• [To be done]: Retype each entry below, keeping every character the same.

# Start of Material provided

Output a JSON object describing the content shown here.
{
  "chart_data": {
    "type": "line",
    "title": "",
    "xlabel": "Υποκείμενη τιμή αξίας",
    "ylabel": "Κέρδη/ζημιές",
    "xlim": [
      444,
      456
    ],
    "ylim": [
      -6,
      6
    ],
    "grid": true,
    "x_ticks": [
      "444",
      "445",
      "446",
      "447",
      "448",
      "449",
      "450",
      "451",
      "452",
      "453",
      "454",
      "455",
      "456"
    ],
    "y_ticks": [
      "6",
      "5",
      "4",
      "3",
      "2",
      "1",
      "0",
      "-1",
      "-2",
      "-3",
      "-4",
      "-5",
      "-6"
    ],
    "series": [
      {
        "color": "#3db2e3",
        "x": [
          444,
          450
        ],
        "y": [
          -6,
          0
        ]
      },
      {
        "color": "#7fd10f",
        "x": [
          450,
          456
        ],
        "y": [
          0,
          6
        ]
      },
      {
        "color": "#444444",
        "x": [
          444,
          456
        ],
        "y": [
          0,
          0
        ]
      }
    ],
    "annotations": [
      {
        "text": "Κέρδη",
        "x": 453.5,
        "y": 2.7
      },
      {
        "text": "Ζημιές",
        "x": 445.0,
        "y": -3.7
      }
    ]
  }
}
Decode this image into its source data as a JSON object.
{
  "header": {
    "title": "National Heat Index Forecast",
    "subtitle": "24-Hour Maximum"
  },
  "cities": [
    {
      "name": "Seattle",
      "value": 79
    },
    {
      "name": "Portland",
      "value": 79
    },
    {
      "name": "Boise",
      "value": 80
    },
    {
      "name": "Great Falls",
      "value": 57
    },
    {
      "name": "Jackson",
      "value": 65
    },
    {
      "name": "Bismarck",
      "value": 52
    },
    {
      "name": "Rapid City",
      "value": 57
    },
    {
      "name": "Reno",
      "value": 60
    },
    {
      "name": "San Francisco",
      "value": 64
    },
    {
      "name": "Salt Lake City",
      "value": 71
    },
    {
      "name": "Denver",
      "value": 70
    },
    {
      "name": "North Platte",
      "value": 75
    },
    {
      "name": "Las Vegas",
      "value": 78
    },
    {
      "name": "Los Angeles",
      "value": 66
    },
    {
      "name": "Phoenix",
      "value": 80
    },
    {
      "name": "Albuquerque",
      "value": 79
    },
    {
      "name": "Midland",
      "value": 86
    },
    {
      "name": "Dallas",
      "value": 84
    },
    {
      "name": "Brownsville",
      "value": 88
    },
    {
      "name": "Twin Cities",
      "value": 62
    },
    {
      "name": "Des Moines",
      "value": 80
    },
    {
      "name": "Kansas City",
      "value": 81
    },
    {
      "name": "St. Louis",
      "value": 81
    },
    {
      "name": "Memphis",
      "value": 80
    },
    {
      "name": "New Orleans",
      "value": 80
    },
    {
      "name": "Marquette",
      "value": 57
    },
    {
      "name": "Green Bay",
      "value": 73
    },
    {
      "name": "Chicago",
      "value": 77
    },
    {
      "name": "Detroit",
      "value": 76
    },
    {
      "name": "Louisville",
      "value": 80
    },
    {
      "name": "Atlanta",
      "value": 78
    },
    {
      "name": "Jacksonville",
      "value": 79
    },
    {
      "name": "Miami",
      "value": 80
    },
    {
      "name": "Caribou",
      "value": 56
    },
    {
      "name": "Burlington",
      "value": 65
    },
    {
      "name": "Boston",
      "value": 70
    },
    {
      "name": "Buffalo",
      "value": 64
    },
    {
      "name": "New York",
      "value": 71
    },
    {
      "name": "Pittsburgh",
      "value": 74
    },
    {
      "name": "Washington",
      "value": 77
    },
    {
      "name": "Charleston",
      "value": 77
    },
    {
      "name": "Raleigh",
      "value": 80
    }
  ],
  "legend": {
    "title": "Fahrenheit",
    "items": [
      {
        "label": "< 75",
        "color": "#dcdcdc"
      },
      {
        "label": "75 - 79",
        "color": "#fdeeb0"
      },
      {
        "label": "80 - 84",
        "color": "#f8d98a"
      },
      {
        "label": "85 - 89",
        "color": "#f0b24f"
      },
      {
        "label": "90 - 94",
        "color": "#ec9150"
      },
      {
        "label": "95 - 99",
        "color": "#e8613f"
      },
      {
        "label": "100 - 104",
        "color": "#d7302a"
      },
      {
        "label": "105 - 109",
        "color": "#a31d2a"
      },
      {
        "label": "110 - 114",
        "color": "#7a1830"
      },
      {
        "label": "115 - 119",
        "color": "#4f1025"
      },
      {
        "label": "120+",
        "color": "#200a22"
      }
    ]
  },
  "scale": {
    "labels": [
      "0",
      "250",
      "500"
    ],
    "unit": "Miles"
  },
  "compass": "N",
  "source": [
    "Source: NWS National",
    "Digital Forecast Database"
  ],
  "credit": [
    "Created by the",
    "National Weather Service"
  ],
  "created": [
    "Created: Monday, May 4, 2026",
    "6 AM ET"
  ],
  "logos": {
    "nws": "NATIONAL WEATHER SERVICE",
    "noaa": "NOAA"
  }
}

# End of Material provided

• [Answer to the task]:
Output a JSON object describing the content shown here.
{
  "chart_data": {
    "type": "line",
    "title": "",
    "xlabel": "Υποκείμενη τιμή αξίας",
    "ylabel": "Κέρδη/ζημιές",
    "xlim": [
      444,
      456
    ],
    "ylim": [
      -6,
      6
    ],
    "grid": true,
    "x_ticks": [
      "444",
      "445",
      "446",
      "447",
      "448",
      "449",
      "450",
      "451",
      "452",
      "453",
      "454",
      "455",
      "456"
    ],
    "y_ticks": [
      "6",
      "5",
      "4",
      "3",
      "2",
      "1",
      "0",
      "-1",
      "-2",
      "-3",
      "-4",
      "-5",
      "-6"
    ],
    "series": [
      {
        "color": "#3db2e3",
        "x": [
          444,
          450
        ],
        "y": [
          -6,
          0
        ]
      },
      {
        "color": "#7fd10f",
        "x": [
          450,
          456
        ],
        "y": [
          0,
          6
        ]
      },
      {
        "color": "#444444",
        "x": [
          444,
          456
        ],
        "y": [
          0,
          0
        ]
      }
    ],
    "annotations": [
      {
        "text": "Κέρδη",
        "x": 453.5,
        "y": 2.7
      },
      {
        "text": "Ζημιές",
        "x": 445.0,
        "y": -3.7
      }
    ]
  }
}
Decode this image into its source data as a JSON object.
{
  "header": {
    "title": "National Heat Index Forecast",
    "subtitle": "24-Hour Maximum"
  },
  "cities": [
    {
      "name": "Seattle",
      "value": 79
    },
    {
      "name": "Portland",
      "value": 79
    },
    {
      "name": "Boise",
      "value": 80
    },
    {
      "name": "Great Falls",
      "value": 57
    },
    {
      "name": "Jackson",
      "value": 65
    },
    {
      "name": "Bismarck",
      "value": 52
    },
    {
      "name": "Rapid City",
      "value": 57
    },
    {
      "name": "Reno",
      "value": 60
    },
    {
      "name": "San Francisco",
      "value": 64
    },
    {
      "name": "Salt Lake City",
      "value": 71
    },
    {
      "name": "Denver",
      "value": 70
    },
    {
      "name": "North Platte",
      "value": 75
    },
    {
      "name": "Las Vegas",
      "value": 78
    },
    {
      "name": "Los Angeles",
      "value": 66
    },
    {
      "name": "Phoenix",
      "value": 80
    },
    {
      "name": "Albuquerque",
      "value": 79
    },
    {
      "name": "Midland",
      "value": 86
    },
    {
      "name": "Dallas",
      "value": 84
    },
    {
      "name": "Brownsville",
      "value": 88
    },
    {
      "name": "Twin Cities",
      "value": 62
    },
    {
      "name": "Des Moines",
      "value": 80
    },
    {
      "name": "Kansas City",
      "value": 81
    },
    {
      "name": "St. Louis",
      "value": 81
    },
    {
      "name": "Memphis",
      "value": 80
    },
    {
      "name": "New Orleans",
      "value": 80
    },
    {
      "name": "Marquette",
      "value": 57
    },
    {
      "name": "Green Bay",
      "value": 73
    },
    {
      "name": "Chicago",
      "value": 77
    },
    {
      "name": "Detroit",
      "value": 76
    },
    {
      "name": "Louisville",
      "value": 80
    },
    {
      "name": "Atlanta",
      "value": 78
    },
    {
      "name": "Jacksonville",
      "value": 79
    },
    {
      "name": "Miami",
      "value": 80
    },
    {
      "name": "Caribou",
      "value": 56
    },
    {
      "name": "Burlington",
      "value": 65
    },
    {
      "name": "Boston",
      "value": 70
    },
    {
      "name": "Buffalo",
      "value": 64
    },
    {
      "name": "New York",
      "value": 71
    },
    {
      "name": "Pittsburgh",
      "value": 74
    },
    {
      "name": "Washington",
      "value": 77
    },
    {
      "name": "Charleston",
      "value": 77
    },
    {
      "name": "Raleigh",
      "value": 80
    }
  ],
  "legend": {
    "title": "Fahrenheit",
    "items": [
      {
        "label": "< 75",
        "color": "#dcdcdc"
      },
      {
        "label": "75 - 79",
        "color": "#fdeeb0"
      },
      {
        "label": "80 - 84",
        "color": "#f8d98a"
      },
      {
        "label": "85 - 89",
        "color": "#f0b24f"
      },
      {
        "label": "90 - 94",
        "color": "#ec9150"
      },
      {
        "label": "95 - 99",
        "color": "#e8613f"
      },
      {
        "label": "100 - 104",
        "color": "#d7302a"
      },
      {
        "label": "105 - 109",
        "color": "#a31d2a"
      },
      {
        "label": "110 - 114",
        "color": "#7a1830"
      },
      {
        "label": "115 - 119",
        "color": "#4f1025"
      },
      {
        "label": "120+",
        "color": "#200a22"
      }
    ]
  },
  "scale": {
    "labels": [
      "0",
      "250",
      "500"
    ],
    "unit": "Miles"
  },
  "compass": "N",
  "source": [
    "Source: NWS National",
    "Digital Forecast Database"
  ],
  "credit": [
    "Created by the",
    "National Weather Service"
  ],
  "created": [
    "Created: Monday, May 4, 2026",
    "6 AM ET"
  ],
  "logos": {
    "nws": "NATIONAL WEATHER SERVICE",
    "noaa": "NOAA"
  }
}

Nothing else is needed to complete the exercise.